## Start LISTED RECORDS

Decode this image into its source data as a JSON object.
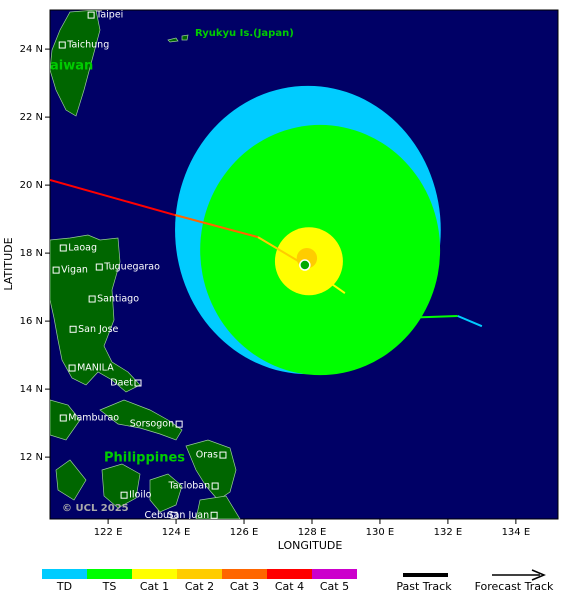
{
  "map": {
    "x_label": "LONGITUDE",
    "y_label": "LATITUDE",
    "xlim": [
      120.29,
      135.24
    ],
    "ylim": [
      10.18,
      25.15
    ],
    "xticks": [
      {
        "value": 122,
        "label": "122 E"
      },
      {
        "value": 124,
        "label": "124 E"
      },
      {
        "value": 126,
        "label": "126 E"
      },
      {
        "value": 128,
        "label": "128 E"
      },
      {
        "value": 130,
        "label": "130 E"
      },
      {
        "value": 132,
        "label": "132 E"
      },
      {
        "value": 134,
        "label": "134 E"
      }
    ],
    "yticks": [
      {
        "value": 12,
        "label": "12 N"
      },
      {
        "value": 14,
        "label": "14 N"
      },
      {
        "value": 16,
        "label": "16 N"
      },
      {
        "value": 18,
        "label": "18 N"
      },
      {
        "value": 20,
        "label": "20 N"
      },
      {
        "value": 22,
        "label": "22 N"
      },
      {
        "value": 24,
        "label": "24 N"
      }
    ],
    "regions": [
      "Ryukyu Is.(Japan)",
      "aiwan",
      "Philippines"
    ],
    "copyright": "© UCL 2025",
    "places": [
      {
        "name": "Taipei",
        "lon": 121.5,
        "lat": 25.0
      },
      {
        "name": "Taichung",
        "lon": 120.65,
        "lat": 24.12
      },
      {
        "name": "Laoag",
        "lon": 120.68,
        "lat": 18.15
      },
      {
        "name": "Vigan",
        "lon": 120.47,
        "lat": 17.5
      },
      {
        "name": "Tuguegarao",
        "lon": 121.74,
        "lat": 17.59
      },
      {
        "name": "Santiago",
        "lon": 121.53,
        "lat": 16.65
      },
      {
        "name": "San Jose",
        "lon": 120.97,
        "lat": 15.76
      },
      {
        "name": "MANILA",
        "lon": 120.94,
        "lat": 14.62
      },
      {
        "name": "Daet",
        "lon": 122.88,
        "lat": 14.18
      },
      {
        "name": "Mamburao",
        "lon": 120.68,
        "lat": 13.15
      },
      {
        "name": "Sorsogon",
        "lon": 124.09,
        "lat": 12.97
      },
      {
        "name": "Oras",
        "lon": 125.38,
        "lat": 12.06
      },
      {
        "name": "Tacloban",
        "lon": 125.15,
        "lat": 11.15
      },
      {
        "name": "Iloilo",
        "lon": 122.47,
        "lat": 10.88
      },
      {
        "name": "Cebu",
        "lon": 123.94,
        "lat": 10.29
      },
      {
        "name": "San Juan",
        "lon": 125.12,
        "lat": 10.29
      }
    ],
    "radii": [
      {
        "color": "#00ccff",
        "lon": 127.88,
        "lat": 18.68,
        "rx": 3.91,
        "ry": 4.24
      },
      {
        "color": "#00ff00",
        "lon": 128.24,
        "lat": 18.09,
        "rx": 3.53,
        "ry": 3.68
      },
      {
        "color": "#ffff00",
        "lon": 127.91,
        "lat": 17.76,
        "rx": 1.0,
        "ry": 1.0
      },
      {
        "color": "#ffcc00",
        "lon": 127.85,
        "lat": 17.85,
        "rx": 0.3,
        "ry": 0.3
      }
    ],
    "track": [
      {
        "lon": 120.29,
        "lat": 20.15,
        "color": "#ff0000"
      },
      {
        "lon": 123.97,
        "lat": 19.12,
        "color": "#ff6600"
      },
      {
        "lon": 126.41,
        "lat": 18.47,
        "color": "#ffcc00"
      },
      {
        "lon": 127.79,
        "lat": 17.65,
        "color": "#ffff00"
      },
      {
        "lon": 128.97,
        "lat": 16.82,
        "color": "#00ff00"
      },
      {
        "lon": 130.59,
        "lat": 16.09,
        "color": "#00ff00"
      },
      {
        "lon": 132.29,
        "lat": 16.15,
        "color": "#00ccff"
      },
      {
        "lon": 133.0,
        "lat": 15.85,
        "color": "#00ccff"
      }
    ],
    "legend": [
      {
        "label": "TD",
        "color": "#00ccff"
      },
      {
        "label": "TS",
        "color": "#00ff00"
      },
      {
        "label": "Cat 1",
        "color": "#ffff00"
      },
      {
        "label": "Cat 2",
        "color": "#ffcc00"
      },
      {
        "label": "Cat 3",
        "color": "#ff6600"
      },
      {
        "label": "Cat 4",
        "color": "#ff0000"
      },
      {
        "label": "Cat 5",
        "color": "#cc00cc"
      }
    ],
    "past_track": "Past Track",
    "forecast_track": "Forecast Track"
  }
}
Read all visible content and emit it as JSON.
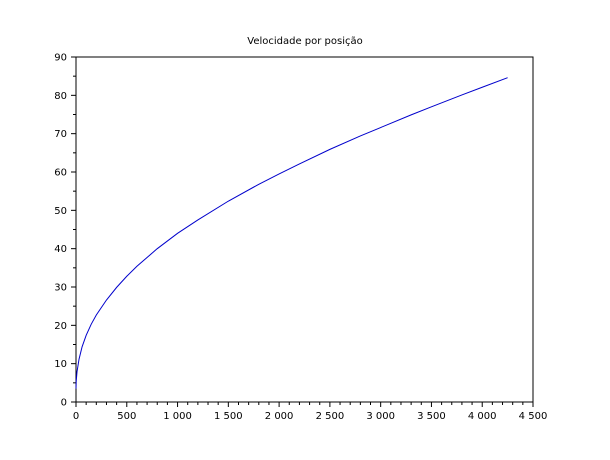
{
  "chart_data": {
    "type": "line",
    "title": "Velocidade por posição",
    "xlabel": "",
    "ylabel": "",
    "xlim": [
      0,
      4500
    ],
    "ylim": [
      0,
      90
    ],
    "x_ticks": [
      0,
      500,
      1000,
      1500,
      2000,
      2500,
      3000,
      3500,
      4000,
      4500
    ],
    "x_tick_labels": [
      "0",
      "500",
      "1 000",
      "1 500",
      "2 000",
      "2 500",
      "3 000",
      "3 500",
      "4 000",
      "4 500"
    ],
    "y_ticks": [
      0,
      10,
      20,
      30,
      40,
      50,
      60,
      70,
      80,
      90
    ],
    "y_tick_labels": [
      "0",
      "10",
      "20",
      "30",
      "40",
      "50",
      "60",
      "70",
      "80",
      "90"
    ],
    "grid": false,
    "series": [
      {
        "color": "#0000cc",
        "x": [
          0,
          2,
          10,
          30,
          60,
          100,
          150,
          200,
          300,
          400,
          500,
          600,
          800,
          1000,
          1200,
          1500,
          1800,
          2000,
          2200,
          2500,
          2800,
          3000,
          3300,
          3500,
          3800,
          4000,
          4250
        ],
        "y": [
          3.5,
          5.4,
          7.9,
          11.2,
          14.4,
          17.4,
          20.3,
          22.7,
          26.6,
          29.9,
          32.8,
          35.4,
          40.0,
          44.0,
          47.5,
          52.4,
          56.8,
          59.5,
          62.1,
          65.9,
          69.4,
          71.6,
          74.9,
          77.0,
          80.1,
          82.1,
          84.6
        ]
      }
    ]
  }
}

## End LISTED RECORDS

EXERCISE OBJECTIVE: Pictures in the records must not appear in the copy; transcribe everything else precisely.

COMPLETE ANSWER:
Decode this image into its source data as a JSON object.
{
  "map": {
    "x_label": "LONGITUDE",
    "y_label": "LATITUDE",
    "xlim": [
      120.29,
      135.24
    ],
    "ylim": [
      10.18,
      25.15
    ],
    "xticks": [
      {
        "value": 122,
        "label": "122 E"
      },
      {
        "value": 124,
        "label": "124 E"
      },
      {
        "value": 126,
        "label": "126 E"
      },
      {
        "value": 128,
        "label": "128 E"
      },
      {
        "value": 130,
        "label": "130 E"
      },
      {
        "value": 132,
        "label": "132 E"
      },
      {
        "value": 134,
        "label": "134 E"
      }
    ],
    "yticks": [
      {
        "value": 12,
        "label": "12 N"
      },
      {
        "value": 14,
        "label": "14 N"
      },
      {
        "value": 16,
        "label": "16 N"
      },
      {
        "value": 18,
        "label": "18 N"
      },
      {
        "value": 20,
        "label": "20 N"
      },
      {
        "value": 22,
        "label": "22 N"
      },
      {
        "value": 24,
        "label": "24 N"
      }
    ],
    "regions": [
      "Ryukyu Is.(Japan)",
      "aiwan",
      "Philippines"
    ],
    "copyright": "© UCL 2025",
    "places": [
      {
        "name": "Taipei",
        "lon": 121.5,
        "lat": 25.0
      },
      {
        "name": "Taichung",
        "lon": 120.65,
        "lat": 24.12
      },
      {
        "name": "Laoag",
        "lon": 120.68,
        "lat": 18.15
      },
      {
        "name": "Vigan",
        "lon": 120.47,
        "lat": 17.5
      },
      {
        "name": "Tuguegarao",
        "lon": 121.74,
        "lat": 17.59
      },
      {
        "name": "Santiago",
        "lon": 121.53,
        "lat": 16.65
      },
      {
        "name": "San Jose",
        "lon": 120.97,
        "lat": 15.76
      },
      {
        "name": "MANILA",
        "lon": 120.94,
        "lat": 14.62
      },
      {
        "name": "Daet",
        "lon": 122.88,
        "lat": 14.18
      },
      {
        "name": "Mamburao",
        "lon": 120.68,
        "lat": 13.15
      },
      {
        "name": "Sorsogon",
        "lon": 124.09,
        "lat": 12.97
      },
      {
        "name": "Oras",
        "lon": 125.38,
        "lat": 12.06
      },
      {
        "name": "Tacloban",
        "lon": 125.15,
        "lat": 11.15
      },
      {
        "name": "Iloilo",
        "lon": 122.47,
        "lat": 10.88
      },
      {
        "name": "Cebu",
        "lon": 123.94,
        "lat": 10.29
      },
      {
        "name": "San Juan",
        "lon": 125.12,
        "lat": 10.29
      }
    ],
    "radii": [
      {
        "color": "#00ccff",
        "lon": 127.88,
        "lat": 18.68,
        "rx": 3.91,
        "ry": 4.24
      },
      {
        "color": "#00ff00",
        "lon": 128.24,
        "lat": 18.09,
        "rx": 3.53,
        "ry": 3.68
      },
      {
        "color": "#ffff00",
        "lon": 127.91,
        "lat": 17.76,
        "rx": 1.0,
        "ry": 1.0
      },
      {
        "color": "#ffcc00",
        "lon": 127.85,
        "lat": 17.85,
        "rx": 0.3,
        "ry": 0.3
      }
    ],
    "track": [
      {
        "lon": 120.29,
        "lat": 20.15,
        "color": "#ff0000"
      },
      {
        "lon": 123.97,
        "lat": 19.12,
        "color": "#ff6600"
      },
      {
        "lon": 126.41,
        "lat": 18.47,
        "color": "#ffcc00"
      },
      {
        "lon": 127.79,
        "lat": 17.65,
        "color": "#ffff00"
      },
      {
        "lon": 128.97,
        "lat": 16.82,
        "color": "#00ff00"
      },
      {
        "lon": 130.59,
        "lat": 16.09,
        "color": "#00ff00"
      },
      {
        "lon": 132.29,
        "lat": 16.15,
        "color": "#00ccff"
      },
      {
        "lon": 133.0,
        "lat": 15.85,
        "color": "#00ccff"
      }
    ],
    "legend": [
      {
        "label": "TD",
        "color": "#00ccff"
      },
      {
        "label": "TS",
        "color": "#00ff00"
      },
      {
        "label": "Cat 1",
        "color": "#ffff00"
      },
      {
        "label": "Cat 2",
        "color": "#ffcc00"
      },
      {
        "label": "Cat 3",
        "color": "#ff6600"
      },
      {
        "label": "Cat 4",
        "color": "#ff0000"
      },
      {
        "label": "Cat 5",
        "color": "#cc00cc"
      }
    ],
    "past_track": "Past Track",
    "forecast_track": "Forecast Track"
  }
}
Read all visible content and emit it as JSON.
{
  "chart_data": {
    "type": "line",
    "title": "Velocidade por posição",
    "xlabel": "",
    "ylabel": "",
    "xlim": [
      0,
      4500
    ],
    "ylim": [
      0,
      90
    ],
    "x_ticks": [
      0,
      500,
      1000,
      1500,
      2000,
      2500,
      3000,
      3500,
      4000,
      4500
    ],
    "x_tick_labels": [
      "0",
      "500",
      "1 000",
      "1 500",
      "2 000",
      "2 500",
      "3 000",
      "3 500",
      "4 000",
      "4 500"
    ],
    "y_ticks": [
      0,
      10,
      20,
      30,
      40,
      50,
      60,
      70,
      80,
      90
    ],
    "y_tick_labels": [
      "0",
      "10",
      "20",
      "30",
      "40",
      "50",
      "60",
      "70",
      "80",
      "90"
    ],
    "grid": false,
    "series": [
      {
        "color": "#0000cc",
        "x": [
          0,
          2,
          10,
          30,
          60,
          100,
          150,
          200,
          300,
          400,
          500,
          600,
          800,
          1000,
          1200,
          1500,
          1800,
          2000,
          2200,
          2500,
          2800,
          3000,
          3300,
          3500,
          3800,
          4000,
          4250
        ],
        "y": [
          3.5,
          5.4,
          7.9,
          11.2,
          14.4,
          17.4,
          20.3,
          22.7,
          26.6,
          29.9,
          32.8,
          35.4,
          40.0,
          44.0,
          47.5,
          52.4,
          56.8,
          59.5,
          62.1,
          65.9,
          69.4,
          71.6,
          74.9,
          77.0,
          80.1,
          82.1,
          84.6
        ]
      }
    ]
  }
}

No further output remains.